**Supplied data**
******************************

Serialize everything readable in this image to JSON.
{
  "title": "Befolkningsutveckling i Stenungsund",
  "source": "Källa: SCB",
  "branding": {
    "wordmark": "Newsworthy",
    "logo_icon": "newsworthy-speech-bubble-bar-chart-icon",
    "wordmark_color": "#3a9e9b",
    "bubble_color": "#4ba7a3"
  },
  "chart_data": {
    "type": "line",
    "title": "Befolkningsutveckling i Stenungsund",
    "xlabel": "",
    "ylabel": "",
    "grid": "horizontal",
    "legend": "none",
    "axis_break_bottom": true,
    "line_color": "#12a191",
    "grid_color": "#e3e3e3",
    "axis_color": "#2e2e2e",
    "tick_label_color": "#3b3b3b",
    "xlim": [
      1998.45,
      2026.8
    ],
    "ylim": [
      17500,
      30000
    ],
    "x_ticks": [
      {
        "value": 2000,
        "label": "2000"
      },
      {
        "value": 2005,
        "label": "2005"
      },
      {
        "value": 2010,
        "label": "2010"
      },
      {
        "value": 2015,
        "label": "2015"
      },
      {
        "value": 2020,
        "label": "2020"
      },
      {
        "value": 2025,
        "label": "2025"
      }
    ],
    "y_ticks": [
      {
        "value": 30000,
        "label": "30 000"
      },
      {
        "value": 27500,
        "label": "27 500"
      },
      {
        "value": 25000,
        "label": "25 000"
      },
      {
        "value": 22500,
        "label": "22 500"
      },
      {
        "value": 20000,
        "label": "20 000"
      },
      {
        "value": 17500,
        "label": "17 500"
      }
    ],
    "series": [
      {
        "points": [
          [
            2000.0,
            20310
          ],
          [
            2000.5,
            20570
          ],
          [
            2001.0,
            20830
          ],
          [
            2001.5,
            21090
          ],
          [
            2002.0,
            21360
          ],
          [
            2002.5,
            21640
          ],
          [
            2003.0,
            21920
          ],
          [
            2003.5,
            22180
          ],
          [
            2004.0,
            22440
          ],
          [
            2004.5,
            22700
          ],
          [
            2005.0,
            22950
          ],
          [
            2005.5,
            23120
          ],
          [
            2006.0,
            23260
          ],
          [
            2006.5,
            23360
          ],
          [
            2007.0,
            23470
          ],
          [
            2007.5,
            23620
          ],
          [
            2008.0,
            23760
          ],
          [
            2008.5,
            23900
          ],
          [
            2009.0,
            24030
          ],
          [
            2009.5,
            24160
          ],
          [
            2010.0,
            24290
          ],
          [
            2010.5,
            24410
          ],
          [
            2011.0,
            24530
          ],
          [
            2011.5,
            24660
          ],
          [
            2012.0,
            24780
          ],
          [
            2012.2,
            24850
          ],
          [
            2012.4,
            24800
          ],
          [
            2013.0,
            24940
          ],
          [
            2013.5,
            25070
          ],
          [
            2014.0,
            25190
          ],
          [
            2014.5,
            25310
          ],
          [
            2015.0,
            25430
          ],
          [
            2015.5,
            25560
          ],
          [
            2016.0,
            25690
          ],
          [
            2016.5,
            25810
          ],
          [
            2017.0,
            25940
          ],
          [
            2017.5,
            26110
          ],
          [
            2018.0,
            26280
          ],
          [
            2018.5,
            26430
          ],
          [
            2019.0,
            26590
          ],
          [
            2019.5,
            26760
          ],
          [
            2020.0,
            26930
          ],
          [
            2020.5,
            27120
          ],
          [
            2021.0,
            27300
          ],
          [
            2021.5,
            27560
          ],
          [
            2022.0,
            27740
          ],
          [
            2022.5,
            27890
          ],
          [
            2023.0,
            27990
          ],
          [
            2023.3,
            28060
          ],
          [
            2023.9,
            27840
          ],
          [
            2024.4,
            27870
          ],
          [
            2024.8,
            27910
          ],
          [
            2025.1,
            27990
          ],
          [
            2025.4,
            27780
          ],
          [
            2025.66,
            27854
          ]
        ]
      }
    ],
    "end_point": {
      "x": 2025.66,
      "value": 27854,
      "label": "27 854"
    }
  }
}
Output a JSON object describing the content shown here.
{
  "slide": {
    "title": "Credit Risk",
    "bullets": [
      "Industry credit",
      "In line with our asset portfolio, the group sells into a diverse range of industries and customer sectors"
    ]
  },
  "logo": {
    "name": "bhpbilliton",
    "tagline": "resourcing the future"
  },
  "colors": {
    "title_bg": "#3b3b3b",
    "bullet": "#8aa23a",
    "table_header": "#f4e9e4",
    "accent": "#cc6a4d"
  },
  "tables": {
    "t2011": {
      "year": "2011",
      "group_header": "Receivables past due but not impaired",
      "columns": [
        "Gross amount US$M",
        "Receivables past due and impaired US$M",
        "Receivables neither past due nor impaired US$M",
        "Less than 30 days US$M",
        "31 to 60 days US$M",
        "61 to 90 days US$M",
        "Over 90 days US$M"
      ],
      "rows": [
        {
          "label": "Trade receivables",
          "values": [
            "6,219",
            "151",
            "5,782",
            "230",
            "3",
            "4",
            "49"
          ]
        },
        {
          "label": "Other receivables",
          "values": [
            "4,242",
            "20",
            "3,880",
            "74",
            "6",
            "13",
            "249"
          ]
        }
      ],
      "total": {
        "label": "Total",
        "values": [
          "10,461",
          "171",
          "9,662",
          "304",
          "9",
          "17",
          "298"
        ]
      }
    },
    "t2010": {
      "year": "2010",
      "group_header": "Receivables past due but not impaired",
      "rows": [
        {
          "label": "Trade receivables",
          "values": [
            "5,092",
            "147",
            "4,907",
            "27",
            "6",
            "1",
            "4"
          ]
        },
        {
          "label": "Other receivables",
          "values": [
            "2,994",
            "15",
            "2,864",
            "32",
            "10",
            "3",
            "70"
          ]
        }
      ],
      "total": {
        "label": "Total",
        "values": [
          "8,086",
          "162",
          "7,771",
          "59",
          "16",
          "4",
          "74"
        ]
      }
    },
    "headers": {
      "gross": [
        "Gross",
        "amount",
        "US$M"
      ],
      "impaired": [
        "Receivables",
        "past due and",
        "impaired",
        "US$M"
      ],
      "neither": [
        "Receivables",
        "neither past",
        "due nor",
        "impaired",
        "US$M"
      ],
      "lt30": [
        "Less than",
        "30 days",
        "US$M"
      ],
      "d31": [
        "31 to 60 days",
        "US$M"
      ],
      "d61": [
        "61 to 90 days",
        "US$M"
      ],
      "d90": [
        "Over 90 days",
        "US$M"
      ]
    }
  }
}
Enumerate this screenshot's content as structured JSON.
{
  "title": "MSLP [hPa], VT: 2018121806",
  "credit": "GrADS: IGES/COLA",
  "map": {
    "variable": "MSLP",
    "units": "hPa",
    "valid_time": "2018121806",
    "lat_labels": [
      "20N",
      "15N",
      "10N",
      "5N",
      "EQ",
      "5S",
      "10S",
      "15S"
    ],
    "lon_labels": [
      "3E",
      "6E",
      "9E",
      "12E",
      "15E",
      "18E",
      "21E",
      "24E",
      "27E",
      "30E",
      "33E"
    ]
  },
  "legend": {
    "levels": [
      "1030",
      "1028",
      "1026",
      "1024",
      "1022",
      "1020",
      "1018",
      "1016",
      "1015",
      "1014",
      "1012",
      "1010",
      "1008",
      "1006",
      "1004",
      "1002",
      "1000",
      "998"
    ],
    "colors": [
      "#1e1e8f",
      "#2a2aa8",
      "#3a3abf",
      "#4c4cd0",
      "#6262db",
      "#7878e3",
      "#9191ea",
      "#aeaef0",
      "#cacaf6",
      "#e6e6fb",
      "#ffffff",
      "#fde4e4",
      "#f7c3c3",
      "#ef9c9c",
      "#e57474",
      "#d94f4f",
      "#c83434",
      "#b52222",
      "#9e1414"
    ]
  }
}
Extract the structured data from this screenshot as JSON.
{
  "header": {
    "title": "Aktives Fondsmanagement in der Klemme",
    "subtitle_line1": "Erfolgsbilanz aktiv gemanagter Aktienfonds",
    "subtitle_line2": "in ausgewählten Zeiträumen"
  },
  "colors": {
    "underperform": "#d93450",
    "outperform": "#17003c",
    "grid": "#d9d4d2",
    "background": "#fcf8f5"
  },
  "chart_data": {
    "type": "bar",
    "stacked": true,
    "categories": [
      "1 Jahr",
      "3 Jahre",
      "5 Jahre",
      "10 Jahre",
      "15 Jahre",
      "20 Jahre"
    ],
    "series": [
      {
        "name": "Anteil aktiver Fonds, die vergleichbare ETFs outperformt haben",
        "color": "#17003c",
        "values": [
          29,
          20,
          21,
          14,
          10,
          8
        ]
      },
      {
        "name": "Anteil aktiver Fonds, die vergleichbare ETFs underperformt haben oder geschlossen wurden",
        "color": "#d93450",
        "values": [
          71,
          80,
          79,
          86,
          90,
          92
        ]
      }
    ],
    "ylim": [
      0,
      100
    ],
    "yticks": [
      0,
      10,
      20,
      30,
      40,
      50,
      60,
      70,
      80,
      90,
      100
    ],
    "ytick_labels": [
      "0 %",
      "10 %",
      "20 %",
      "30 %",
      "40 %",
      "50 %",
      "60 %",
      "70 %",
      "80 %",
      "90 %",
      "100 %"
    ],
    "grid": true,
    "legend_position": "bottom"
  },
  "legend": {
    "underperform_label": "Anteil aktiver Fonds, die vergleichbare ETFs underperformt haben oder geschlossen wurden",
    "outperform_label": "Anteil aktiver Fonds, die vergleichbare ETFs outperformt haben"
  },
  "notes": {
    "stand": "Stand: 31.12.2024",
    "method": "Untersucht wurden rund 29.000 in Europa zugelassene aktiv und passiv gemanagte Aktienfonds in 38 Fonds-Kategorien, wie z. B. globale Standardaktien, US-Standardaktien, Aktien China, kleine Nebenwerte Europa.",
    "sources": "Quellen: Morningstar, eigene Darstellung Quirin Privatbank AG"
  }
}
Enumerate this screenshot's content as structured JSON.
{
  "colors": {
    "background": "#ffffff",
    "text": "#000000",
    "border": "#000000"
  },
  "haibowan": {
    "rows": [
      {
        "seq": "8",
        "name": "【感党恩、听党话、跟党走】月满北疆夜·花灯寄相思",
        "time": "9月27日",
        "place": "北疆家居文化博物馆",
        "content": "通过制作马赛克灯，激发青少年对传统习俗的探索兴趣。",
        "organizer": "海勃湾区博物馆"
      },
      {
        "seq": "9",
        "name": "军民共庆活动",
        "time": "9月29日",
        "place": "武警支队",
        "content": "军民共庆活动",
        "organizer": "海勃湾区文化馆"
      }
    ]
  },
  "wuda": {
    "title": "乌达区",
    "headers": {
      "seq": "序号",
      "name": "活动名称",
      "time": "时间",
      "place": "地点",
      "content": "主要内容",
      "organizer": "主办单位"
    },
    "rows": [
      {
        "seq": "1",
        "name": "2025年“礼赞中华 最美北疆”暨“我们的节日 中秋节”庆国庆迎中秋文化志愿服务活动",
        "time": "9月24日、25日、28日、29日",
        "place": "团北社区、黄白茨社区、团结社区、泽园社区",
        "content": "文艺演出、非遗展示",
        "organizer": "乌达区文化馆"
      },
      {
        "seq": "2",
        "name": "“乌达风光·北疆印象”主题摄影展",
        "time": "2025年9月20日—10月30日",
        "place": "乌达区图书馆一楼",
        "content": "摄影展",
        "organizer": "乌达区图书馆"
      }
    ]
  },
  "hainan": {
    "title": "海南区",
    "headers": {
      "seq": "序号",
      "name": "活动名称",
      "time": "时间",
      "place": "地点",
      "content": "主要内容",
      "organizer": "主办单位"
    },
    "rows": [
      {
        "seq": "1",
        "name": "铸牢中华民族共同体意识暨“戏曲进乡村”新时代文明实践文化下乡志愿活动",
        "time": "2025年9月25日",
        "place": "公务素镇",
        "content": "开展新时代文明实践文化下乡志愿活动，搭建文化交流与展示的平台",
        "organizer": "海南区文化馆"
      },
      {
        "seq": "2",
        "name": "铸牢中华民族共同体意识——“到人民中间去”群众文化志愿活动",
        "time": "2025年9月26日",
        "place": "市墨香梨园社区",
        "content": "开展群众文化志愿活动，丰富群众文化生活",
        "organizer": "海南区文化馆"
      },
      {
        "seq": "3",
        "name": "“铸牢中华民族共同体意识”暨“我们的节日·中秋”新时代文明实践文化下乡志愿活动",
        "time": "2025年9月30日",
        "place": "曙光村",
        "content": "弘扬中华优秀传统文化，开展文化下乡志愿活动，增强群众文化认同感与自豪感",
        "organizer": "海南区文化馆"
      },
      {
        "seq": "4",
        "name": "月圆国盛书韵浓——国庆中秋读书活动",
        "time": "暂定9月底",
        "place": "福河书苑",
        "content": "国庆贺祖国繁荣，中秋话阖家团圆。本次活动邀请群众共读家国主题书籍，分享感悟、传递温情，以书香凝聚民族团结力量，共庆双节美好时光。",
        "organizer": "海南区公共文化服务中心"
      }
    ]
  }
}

******************************

**Task to carry out**
Identify all lines where the word "this" shows up. Copy them.

**Exercise solution**
Serialize everything readable in this image to JSON.
Enumerate this screenshot's content as structured JSON.
Extract the structured data from this screenshot as JSON.
Enumerate this screenshot's content as structured JSON.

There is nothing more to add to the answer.